ENTRIES SUPPLIED:
◇ ◇ ◇ ◇ ◇ ◇ ◇

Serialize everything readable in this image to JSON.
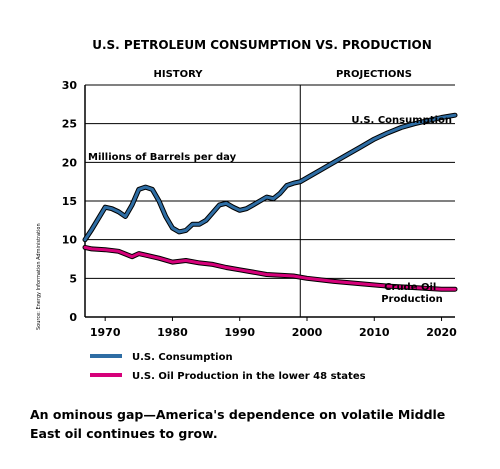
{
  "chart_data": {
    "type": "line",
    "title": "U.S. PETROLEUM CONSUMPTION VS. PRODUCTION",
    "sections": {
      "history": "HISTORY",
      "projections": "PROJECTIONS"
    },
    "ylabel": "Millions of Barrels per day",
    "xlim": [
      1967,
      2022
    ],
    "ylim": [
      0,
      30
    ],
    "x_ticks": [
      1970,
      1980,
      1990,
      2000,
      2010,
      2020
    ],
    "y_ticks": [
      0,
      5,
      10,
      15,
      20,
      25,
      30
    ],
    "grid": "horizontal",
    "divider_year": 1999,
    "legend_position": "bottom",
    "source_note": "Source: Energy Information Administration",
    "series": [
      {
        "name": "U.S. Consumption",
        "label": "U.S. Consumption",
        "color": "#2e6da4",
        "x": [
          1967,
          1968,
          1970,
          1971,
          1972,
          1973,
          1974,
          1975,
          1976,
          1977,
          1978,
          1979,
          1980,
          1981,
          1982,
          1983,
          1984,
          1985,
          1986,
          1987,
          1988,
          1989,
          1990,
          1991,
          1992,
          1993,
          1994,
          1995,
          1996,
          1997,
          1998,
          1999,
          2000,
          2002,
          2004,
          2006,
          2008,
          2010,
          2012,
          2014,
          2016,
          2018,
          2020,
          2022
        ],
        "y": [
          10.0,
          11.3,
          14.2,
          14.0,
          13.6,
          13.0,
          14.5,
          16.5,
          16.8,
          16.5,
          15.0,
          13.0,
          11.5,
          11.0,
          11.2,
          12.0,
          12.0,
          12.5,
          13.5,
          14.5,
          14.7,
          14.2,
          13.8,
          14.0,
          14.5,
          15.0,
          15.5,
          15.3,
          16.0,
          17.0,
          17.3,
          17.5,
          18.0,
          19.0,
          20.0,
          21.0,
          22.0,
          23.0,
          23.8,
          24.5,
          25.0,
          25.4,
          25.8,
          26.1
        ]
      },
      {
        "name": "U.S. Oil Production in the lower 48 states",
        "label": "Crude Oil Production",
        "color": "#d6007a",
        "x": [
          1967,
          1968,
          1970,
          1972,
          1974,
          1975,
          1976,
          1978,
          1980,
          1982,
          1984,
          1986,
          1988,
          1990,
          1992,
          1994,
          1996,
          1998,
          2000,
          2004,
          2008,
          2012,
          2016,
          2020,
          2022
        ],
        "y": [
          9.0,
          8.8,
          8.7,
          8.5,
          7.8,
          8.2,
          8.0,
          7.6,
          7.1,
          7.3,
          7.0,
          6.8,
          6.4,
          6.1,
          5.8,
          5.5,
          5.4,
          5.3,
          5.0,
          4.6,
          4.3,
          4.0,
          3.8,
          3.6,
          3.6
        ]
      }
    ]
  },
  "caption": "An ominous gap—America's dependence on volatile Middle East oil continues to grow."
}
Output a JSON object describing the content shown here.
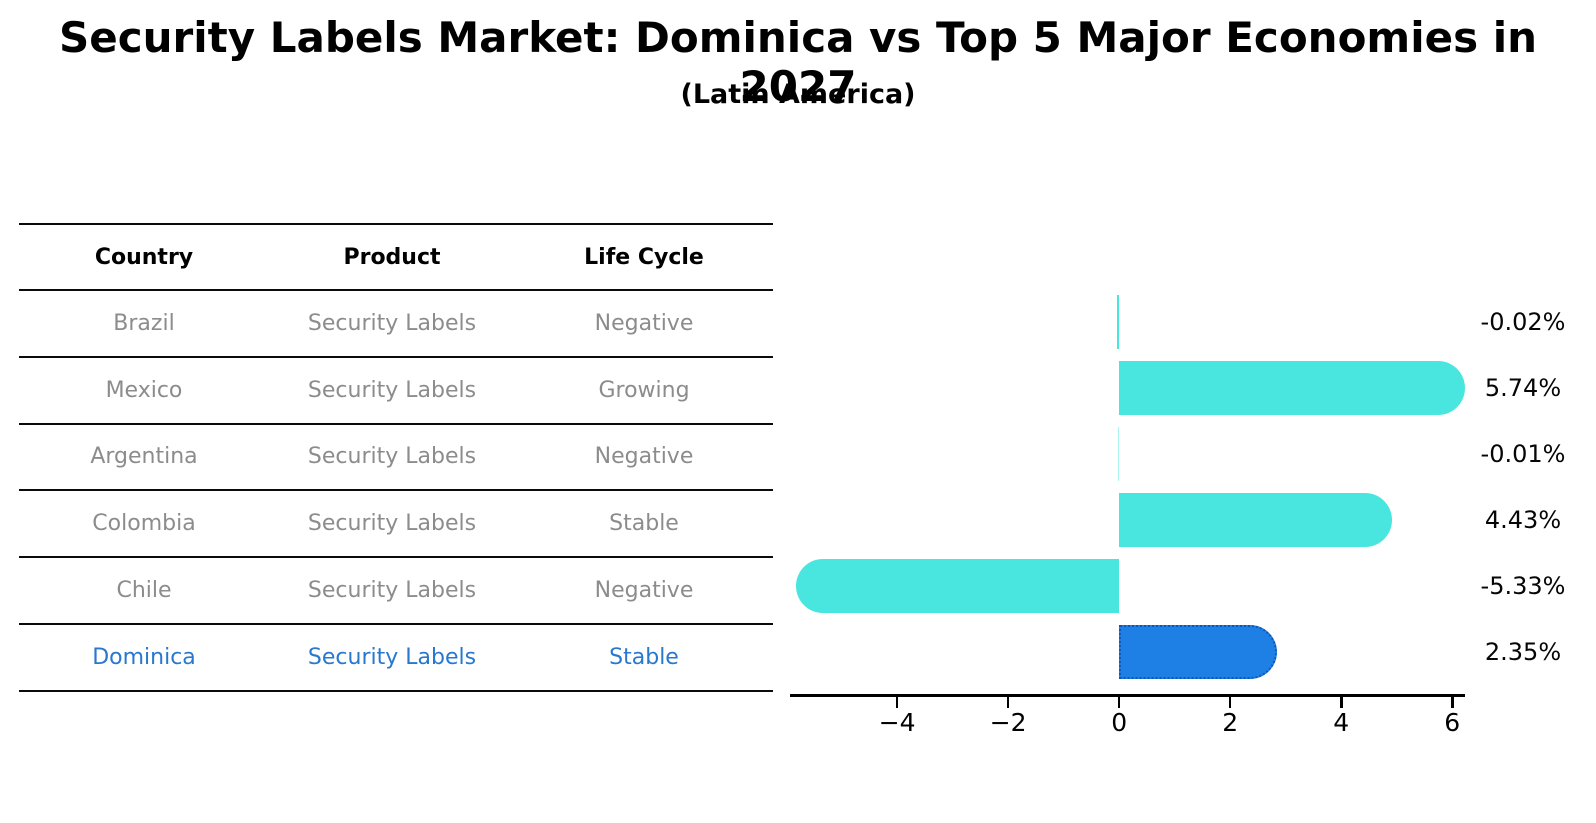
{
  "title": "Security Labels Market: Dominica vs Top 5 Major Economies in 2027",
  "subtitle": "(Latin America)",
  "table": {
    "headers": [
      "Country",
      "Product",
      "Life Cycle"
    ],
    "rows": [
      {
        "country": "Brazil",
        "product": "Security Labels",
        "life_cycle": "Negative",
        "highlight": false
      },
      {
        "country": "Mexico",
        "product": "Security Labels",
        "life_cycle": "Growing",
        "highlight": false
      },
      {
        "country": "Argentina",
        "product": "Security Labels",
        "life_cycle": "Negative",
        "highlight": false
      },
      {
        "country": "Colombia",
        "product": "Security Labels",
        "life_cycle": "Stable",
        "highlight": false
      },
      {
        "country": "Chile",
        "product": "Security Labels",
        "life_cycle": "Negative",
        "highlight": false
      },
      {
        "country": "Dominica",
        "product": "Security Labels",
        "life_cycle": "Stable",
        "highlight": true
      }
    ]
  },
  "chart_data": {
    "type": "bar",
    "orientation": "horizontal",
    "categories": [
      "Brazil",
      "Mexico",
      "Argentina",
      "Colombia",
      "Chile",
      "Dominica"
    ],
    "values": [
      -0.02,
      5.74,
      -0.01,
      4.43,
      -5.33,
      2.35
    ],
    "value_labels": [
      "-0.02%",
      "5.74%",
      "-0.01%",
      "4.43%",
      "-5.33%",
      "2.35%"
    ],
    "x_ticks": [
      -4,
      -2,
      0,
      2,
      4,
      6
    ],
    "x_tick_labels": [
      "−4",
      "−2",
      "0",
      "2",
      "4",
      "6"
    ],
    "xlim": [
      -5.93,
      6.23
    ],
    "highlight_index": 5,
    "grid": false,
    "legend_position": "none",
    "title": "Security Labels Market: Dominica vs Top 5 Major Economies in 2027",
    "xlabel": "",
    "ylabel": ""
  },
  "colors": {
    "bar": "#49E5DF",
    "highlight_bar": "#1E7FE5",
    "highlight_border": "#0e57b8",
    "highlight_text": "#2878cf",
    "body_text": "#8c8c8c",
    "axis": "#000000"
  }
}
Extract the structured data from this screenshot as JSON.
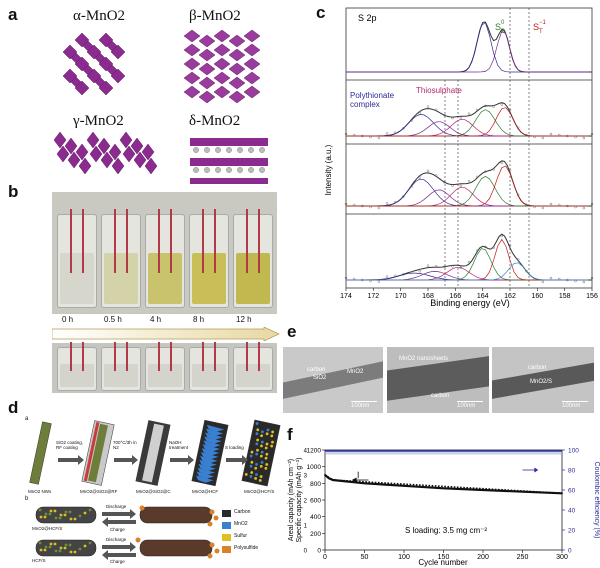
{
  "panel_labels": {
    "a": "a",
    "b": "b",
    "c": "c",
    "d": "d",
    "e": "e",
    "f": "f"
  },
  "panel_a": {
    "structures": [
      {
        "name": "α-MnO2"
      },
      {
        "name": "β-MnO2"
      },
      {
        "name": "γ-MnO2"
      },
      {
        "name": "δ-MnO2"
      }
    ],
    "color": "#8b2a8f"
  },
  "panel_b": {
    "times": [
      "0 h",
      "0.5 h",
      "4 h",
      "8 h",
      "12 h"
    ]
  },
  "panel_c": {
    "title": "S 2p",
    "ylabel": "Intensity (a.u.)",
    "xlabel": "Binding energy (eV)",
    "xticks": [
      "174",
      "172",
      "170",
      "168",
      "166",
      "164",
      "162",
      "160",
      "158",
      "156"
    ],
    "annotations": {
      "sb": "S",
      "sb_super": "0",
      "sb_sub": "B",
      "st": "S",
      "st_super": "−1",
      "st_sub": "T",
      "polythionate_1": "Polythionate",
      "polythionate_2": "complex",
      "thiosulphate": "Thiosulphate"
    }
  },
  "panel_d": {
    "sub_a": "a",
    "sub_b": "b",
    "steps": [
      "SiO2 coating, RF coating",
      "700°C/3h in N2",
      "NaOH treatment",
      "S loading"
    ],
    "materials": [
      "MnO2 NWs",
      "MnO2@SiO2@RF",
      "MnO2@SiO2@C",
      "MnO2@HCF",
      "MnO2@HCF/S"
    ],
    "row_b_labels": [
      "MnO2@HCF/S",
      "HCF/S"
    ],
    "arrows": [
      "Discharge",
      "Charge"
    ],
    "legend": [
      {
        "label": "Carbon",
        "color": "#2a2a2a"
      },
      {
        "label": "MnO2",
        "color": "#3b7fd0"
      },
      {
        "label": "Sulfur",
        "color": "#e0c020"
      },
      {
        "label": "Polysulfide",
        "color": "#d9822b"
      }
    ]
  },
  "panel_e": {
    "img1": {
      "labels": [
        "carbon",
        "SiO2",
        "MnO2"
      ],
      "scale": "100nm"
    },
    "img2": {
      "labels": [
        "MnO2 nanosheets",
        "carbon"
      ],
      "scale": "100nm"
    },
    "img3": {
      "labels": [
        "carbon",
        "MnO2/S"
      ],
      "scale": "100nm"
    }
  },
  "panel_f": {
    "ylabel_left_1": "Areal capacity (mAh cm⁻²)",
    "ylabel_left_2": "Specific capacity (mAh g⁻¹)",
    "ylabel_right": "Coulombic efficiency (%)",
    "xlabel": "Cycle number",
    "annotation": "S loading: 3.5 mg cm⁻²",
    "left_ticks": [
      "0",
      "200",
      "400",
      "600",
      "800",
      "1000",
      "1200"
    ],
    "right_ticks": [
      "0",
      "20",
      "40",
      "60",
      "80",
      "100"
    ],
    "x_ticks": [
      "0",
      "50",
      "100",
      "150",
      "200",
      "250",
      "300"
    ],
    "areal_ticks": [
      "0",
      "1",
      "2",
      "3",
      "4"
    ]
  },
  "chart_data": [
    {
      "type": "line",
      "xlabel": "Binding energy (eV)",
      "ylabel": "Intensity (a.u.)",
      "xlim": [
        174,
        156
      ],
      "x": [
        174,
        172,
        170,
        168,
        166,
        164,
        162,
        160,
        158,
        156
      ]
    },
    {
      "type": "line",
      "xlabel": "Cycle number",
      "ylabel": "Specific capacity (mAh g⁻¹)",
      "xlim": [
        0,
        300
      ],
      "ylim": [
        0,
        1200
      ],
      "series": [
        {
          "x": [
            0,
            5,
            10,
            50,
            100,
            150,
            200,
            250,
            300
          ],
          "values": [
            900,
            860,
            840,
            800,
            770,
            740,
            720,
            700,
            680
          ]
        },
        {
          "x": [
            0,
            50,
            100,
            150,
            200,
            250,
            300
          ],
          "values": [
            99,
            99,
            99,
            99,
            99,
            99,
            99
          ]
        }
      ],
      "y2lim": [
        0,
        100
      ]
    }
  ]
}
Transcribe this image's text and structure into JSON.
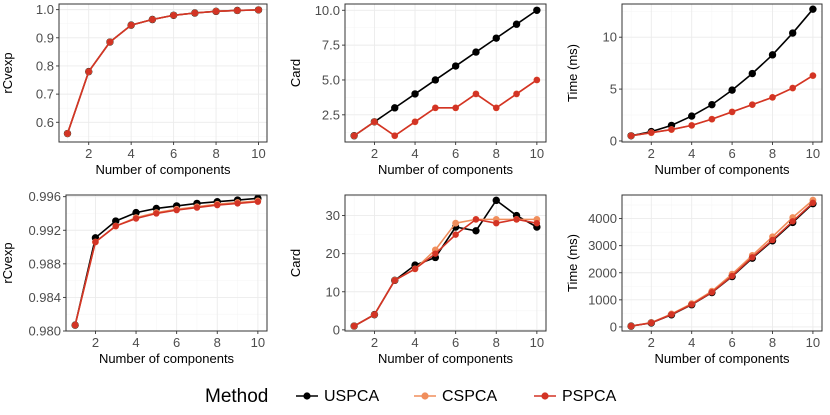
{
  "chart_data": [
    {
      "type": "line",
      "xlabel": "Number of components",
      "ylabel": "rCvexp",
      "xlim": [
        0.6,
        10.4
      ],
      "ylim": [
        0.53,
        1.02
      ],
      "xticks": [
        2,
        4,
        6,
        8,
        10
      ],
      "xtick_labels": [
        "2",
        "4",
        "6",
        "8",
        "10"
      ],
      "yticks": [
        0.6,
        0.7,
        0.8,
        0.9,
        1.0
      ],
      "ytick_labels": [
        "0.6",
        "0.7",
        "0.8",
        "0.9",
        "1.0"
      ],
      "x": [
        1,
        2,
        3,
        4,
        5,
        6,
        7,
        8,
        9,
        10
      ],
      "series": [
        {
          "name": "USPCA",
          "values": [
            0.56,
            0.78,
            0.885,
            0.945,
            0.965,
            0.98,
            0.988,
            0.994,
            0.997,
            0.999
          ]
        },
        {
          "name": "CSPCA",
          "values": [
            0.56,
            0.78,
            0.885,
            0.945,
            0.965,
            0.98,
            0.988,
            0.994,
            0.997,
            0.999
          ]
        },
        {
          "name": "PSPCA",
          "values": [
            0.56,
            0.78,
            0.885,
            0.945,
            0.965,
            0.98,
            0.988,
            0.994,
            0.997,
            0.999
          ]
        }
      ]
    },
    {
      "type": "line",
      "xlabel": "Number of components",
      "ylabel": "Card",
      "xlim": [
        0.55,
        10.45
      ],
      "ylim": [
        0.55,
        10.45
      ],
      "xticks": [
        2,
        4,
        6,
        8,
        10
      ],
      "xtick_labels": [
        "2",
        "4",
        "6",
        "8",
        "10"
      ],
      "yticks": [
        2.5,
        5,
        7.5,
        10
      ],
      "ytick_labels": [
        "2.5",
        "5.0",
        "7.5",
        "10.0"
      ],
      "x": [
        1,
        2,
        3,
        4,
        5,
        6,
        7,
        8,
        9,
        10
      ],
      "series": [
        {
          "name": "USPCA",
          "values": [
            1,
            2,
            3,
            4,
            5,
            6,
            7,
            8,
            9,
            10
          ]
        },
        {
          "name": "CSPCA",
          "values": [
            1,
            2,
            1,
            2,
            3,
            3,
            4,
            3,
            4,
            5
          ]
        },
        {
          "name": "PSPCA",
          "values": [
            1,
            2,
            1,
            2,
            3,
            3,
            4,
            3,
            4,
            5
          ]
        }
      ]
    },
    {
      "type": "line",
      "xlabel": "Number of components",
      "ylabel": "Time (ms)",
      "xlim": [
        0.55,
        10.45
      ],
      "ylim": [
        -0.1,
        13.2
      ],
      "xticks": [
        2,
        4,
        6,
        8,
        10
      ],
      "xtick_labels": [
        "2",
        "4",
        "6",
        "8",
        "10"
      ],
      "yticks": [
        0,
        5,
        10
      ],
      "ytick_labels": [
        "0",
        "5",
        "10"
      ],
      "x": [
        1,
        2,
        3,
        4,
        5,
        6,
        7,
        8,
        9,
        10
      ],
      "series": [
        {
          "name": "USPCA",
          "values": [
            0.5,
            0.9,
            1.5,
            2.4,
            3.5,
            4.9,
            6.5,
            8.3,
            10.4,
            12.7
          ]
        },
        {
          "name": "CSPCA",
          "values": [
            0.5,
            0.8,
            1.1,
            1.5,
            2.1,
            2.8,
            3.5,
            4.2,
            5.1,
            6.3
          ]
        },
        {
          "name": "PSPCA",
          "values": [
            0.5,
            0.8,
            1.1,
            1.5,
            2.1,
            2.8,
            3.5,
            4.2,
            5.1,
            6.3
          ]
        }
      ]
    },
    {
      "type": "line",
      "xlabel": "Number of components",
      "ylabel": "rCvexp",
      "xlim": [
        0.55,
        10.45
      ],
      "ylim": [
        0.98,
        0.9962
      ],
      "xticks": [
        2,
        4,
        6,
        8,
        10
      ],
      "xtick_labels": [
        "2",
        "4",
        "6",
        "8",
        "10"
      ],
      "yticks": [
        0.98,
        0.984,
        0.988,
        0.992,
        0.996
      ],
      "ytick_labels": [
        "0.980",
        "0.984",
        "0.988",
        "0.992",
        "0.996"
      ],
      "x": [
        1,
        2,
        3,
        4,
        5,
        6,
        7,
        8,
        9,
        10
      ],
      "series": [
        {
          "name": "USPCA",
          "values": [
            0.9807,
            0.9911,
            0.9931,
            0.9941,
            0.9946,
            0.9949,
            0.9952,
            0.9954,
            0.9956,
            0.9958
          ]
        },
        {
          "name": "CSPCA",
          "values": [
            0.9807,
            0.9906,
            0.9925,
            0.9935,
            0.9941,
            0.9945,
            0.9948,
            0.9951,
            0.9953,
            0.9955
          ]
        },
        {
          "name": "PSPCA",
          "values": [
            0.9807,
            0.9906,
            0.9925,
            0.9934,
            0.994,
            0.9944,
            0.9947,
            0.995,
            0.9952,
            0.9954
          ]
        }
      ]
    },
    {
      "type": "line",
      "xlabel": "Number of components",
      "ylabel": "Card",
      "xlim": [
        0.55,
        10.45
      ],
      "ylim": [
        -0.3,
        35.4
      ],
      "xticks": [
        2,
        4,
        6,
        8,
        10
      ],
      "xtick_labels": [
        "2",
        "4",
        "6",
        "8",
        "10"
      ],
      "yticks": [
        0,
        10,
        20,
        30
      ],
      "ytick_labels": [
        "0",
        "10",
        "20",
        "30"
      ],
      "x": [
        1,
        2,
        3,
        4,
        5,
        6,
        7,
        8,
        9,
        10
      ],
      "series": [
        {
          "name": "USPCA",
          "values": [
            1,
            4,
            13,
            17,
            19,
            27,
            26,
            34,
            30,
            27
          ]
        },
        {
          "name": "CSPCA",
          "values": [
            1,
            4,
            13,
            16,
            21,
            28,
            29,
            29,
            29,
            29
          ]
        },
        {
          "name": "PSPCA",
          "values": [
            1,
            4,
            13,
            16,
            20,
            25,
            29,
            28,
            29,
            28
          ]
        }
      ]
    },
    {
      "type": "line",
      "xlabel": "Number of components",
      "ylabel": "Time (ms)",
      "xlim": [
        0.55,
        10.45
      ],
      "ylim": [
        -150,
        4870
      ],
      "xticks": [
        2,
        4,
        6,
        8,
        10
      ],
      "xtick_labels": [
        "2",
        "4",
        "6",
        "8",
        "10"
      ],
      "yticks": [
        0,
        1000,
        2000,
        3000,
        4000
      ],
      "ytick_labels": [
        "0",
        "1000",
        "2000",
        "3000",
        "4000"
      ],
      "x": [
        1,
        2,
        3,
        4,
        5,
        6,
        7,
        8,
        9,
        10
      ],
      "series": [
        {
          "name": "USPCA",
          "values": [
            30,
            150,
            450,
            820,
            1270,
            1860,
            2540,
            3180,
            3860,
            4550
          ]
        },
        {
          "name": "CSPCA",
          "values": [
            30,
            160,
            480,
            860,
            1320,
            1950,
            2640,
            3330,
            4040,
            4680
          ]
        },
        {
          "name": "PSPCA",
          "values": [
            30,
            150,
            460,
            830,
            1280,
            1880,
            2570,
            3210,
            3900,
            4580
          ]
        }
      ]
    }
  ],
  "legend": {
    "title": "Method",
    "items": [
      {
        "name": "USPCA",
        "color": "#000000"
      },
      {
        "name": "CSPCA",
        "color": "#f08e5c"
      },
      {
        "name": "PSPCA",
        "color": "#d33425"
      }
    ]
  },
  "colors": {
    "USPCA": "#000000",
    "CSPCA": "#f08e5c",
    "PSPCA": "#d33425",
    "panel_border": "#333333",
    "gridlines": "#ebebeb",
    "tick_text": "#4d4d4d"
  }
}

◇ ◇ ◇ ◇ ◇ ◇ ◇

CHALLENGE: Gather all lines where the word "capacity" appears.

ANSWER TO THIS TASK:
    "ylabel_left_1": "Areal capacity (mAh cm⁻²)",
    "ylabel_left_2": "Specific capacity (mAh g⁻¹)",
      "ylabel": "Specific capacity (mAh g⁻¹)",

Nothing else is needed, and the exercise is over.